Stated exercise:
Extract the full listing below without altering a single character.

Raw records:
+ + + + +

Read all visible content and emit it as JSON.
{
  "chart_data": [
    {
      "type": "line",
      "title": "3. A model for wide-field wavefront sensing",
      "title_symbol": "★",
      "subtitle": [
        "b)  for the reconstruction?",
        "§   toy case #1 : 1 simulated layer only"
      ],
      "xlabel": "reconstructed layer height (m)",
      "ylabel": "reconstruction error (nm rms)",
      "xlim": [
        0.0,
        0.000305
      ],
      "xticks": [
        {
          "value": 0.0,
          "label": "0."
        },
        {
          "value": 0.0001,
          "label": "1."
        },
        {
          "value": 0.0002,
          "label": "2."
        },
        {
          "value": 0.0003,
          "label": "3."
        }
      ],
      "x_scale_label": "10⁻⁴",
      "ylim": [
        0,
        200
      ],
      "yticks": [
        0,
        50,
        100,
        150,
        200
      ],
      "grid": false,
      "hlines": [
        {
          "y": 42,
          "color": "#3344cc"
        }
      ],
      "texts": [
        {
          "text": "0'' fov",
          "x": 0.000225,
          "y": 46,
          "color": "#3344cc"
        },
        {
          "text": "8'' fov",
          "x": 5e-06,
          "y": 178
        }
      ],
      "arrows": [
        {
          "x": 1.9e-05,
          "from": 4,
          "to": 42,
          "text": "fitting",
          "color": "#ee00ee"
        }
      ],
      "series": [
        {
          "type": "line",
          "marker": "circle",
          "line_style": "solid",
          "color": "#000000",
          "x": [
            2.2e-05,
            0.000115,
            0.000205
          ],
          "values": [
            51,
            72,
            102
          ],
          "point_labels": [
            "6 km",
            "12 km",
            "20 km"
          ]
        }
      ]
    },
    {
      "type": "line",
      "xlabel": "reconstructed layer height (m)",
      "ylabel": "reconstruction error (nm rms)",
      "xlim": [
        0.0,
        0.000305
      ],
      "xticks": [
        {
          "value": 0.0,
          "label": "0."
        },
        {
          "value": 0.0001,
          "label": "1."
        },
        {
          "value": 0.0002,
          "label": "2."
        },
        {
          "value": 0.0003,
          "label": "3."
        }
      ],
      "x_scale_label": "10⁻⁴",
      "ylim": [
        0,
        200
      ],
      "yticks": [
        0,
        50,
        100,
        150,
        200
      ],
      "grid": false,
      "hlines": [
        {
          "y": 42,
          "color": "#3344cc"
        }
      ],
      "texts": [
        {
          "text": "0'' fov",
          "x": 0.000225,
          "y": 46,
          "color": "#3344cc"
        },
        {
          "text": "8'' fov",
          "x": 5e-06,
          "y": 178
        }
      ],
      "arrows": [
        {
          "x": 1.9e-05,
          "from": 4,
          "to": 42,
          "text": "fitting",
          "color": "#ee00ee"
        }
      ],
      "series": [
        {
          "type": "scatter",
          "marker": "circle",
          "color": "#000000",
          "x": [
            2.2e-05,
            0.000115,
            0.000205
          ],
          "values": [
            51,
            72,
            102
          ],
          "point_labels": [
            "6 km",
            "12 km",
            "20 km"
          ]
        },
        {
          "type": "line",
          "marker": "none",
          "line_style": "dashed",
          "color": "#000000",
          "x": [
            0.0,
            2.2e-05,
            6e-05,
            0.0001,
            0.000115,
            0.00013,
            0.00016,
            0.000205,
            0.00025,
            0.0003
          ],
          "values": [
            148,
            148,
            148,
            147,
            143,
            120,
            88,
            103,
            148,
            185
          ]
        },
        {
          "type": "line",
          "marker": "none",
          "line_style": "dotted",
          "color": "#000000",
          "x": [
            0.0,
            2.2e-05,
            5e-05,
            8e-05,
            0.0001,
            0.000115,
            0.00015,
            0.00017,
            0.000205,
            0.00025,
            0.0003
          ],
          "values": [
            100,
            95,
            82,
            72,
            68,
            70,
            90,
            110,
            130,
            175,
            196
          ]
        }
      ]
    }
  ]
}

+ + + + +

Response:
Read all visible content and emit it as JSON.
{
  "chart_data": [
    {
      "type": "line",
      "title": "3. A model for wide-field wavefront sensing",
      "title_symbol": "★",
      "subtitle": [
        "b)  for the reconstruction?",
        "§   toy case #1 : 1 simulated layer only"
      ],
      "xlabel": "reconstructed layer height (m)",
      "ylabel": "reconstruction error (nm rms)",
      "xlim": [
        0.0,
        0.000305
      ],
      "xticks": [
        {
          "value": 0.0,
          "label": "0."
        },
        {
          "value": 0.0001,
          "label": "1."
        },
        {
          "value": 0.0002,
          "label": "2."
        },
        {
          "value": 0.0003,
          "label": "3."
        }
      ],
      "x_scale_label": "10⁻⁴",
      "ylim": [
        0,
        200
      ],
      "yticks": [
        0,
        50,
        100,
        150,
        200
      ],
      "grid": false,
      "hlines": [
        {
          "y": 42,
          "color": "#3344cc"
        }
      ],
      "texts": [
        {
          "text": "0'' fov",
          "x": 0.000225,
          "y": 46,
          "color": "#3344cc"
        },
        {
          "text": "8'' fov",
          "x": 5e-06,
          "y": 178
        }
      ],
      "arrows": [
        {
          "x": 1.9e-05,
          "from": 4,
          "to": 42,
          "text": "fitting",
          "color": "#ee00ee"
        }
      ],
      "series": [
        {
          "type": "line",
          "marker": "circle",
          "line_style": "solid",
          "color": "#000000",
          "x": [
            2.2e-05,
            0.000115,
            0.000205
          ],
          "values": [
            51,
            72,
            102
          ],
          "point_labels": [
            "6 km",
            "12 km",
            "20 km"
          ]
        }
      ]
    },
    {
      "type": "line",
      "xlabel": "reconstructed layer height (m)",
      "ylabel": "reconstruction error (nm rms)",
      "xlim": [
        0.0,
        0.000305
      ],
      "xticks": [
        {
          "value": 0.0,
          "label": "0."
        },
        {
          "value": 0.0001,
          "label": "1."
        },
        {
          "value": 0.0002,
          "label": "2."
        },
        {
          "value": 0.0003,
          "label": "3."
        }
      ],
      "x_scale_label": "10⁻⁴",
      "ylim": [
        0,
        200
      ],
      "yticks": [
        0,
        50,
        100,
        150,
        200
      ],
      "grid": false,
      "hlines": [
        {
          "y": 42,
          "color": "#3344cc"
        }
      ],
      "texts": [
        {
          "text": "0'' fov",
          "x": 0.000225,
          "y": 46,
          "color": "#3344cc"
        },
        {
          "text": "8'' fov",
          "x": 5e-06,
          "y": 178
        }
      ],
      "arrows": [
        {
          "x": 1.9e-05,
          "from": 4,
          "to": 42,
          "text": "fitting",
          "color": "#ee00ee"
        }
      ],
      "series": [
        {
          "type": "scatter",
          "marker": "circle",
          "color": "#000000",
          "x": [
            2.2e-05,
            0.000115,
            0.000205
          ],
          "values": [
            51,
            72,
            102
          ],
          "point_labels": [
            "6 km",
            "12 km",
            "20 km"
          ]
        },
        {
          "type": "line",
          "marker": "none",
          "line_style": "dashed",
          "color": "#000000",
          "x": [
            0.0,
            2.2e-05,
            6e-05,
            0.0001,
            0.000115,
            0.00013,
            0.00016,
            0.000205,
            0.00025,
            0.0003
          ],
          "values": [
            148,
            148,
            148,
            147,
            143,
            120,
            88,
            103,
            148,
            185
          ]
        },
        {
          "type": "line",
          "marker": "none",
          "line_style": "dotted",
          "color": "#000000",
          "x": [
            0.0,
            2.2e-05,
            5e-05,
            8e-05,
            0.0001,
            0.000115,
            0.00015,
            0.00017,
            0.000205,
            0.00025,
            0.0003
          ],
          "values": [
            100,
            95,
            82,
            72,
            68,
            70,
            90,
            110,
            130,
            175,
            196
          ]
        }
      ]
    }
  ]
}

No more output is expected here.